Items from a dataset

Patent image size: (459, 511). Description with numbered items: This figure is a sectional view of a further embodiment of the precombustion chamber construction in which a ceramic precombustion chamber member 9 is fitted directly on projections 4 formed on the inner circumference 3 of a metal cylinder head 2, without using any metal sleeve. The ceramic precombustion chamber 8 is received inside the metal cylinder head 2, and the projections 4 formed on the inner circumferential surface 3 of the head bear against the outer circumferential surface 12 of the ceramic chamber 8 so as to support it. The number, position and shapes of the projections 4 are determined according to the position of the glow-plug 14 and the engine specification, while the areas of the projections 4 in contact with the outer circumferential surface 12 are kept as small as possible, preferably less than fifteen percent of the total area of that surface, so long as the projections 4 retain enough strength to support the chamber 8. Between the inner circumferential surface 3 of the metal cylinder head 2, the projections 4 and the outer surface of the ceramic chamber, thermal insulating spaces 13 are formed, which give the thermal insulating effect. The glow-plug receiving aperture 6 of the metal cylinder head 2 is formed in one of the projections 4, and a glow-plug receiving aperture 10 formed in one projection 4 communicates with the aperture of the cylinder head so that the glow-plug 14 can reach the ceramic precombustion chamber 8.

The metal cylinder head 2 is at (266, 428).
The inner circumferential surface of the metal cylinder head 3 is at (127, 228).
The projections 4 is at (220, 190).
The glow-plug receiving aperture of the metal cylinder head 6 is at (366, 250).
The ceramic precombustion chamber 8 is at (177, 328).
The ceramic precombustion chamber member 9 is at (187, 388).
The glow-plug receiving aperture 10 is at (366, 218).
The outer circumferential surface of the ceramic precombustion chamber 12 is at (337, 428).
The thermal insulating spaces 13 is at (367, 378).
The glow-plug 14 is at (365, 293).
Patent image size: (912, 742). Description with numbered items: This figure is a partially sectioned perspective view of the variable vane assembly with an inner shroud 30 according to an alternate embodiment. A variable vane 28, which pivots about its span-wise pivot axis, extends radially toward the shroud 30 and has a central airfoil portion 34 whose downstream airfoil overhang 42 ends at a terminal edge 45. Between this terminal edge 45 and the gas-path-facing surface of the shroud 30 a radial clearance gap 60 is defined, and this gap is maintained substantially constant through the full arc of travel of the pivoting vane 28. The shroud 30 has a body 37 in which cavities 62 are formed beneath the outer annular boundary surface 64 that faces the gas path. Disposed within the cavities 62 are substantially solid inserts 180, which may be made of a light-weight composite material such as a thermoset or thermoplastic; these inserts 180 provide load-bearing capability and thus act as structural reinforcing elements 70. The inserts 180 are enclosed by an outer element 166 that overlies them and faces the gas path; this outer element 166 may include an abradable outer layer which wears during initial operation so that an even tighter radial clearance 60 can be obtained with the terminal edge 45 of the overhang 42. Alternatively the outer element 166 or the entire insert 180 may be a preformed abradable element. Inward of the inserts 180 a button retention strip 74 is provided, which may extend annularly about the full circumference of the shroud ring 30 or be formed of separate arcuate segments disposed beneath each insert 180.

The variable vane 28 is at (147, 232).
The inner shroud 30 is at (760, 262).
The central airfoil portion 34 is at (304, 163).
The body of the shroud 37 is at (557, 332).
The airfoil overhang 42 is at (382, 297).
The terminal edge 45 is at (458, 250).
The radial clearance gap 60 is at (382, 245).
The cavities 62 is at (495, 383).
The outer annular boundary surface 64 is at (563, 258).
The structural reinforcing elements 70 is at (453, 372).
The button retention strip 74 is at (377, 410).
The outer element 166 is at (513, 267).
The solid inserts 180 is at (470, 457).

= Exercise aim =
Switch every "Patent image size" in the data to "Drawing dimensions" and leave everything else unchanged.

= Answer to the problem =
Drawing dimensions: (459, 511). Description with numbered items: This figure is a sectional view of a further embodiment of the precombustion chamber construction in which a ceramic precombustion chamber member 9 is fitted directly on projections 4 formed on the inner circumference 3 of a metal cylinder head 2, without using any metal sleeve. The ceramic precombustion chamber 8 is received inside the metal cylinder head 2, and the projections 4 formed on the inner circumferential surface 3 of the head bear against the outer circumferential surface 12 of the ceramic chamber 8 so as to support it. The number, position and shapes of the projections 4 are determined according to the position of the glow-plug 14 and the engine specification, while the areas of the projections 4 in contact with the outer circumferential surface 12 are kept as small as possible, preferably less than fifteen percent of the total area of that surface, so long as the projections 4 retain enough strength to support the chamber 8. Between the inner circumferential surface 3 of the metal cylinder head 2, the projections 4 and the outer surface of the ceramic chamber, thermal insulating spaces 13 are formed, which give the thermal insulating effect. The glow-plug receiving aperture 6 of the metal cylinder head 2 is formed in one of the projections 4, and a glow-plug receiving aperture 10 formed in one projection 4 communicates with the aperture of the cylinder head so that the glow-plug 14 can reach the ceramic precombustion chamber 8.

The metal cylinder head 2 is at (266, 428).
The inner circumferential surface of the metal cylinder head 3 is at (127, 228).
The projections 4 is at (220, 190).
The glow-plug receiving aperture of the metal cylinder head 6 is at (366, 250).
The ceramic precombustion chamber 8 is at (177, 328).
The ceramic precombustion chamber member 9 is at (187, 388).
The glow-plug receiving aperture 10 is at (366, 218).
The outer circumferential surface of the ceramic precombustion chamber 12 is at (337, 428).
The thermal insulating spaces 13 is at (367, 378).
The glow-plug 14 is at (365, 293).
Drawing dimensions: (912, 742). Description with numbered items: This figure is a partially sectioned perspective view of the variable vane assembly with an inner shroud 30 according to an alternate embodiment. A variable vane 28, which pivots about its span-wise pivot axis, extends radially toward the shroud 30 and has a central airfoil portion 34 whose downstream airfoil overhang 42 ends at a terminal edge 45. Between this terminal edge 45 and the gas-path-facing surface of the shroud 30 a radial clearance gap 60 is defined, and this gap is maintained substantially constant through the full arc of travel of the pivoting vane 28. The shroud 30 has a body 37 in which cavities 62 are formed beneath the outer annular boundary surface 64 that faces the gas path. Disposed within the cavities 62 are substantially solid inserts 180, which may be made of a light-weight composite material such as a thermoset or thermoplastic; these inserts 180 provide load-bearing capability and thus act as structural reinforcing elements 70. The inserts 180 are enclosed by an outer element 166 that overlies them and faces the gas path; this outer element 166 may include an abradable outer layer which wears during initial operation so that an even tighter radial clearance 60 can be obtained with the terminal edge 45 of the overhang 42. Alternatively the outer element 166 or the entire insert 180 may be a preformed abradable element. Inward of the inserts 180 a button retention strip 74 is provided, which may extend annularly about the full circumference of the shroud ring 30 or be formed of separate arcuate segments disposed beneath each insert 180.

The variable vane 28 is at (147, 232).
The inner shroud 30 is at (760, 262).
The central airfoil portion 34 is at (304, 163).
The body of the shroud 37 is at (557, 332).
The airfoil overhang 42 is at (382, 297).
The terminal edge 45 is at (458, 250).
The radial clearance gap 60 is at (382, 245).
The cavities 62 is at (495, 383).
The outer annular boundary surface 64 is at (563, 258).
The structural reinforcing elements 70 is at (453, 372).
The button retention strip 74 is at (377, 410).
The outer element 166 is at (513, 267).
The solid inserts 180 is at (470, 457).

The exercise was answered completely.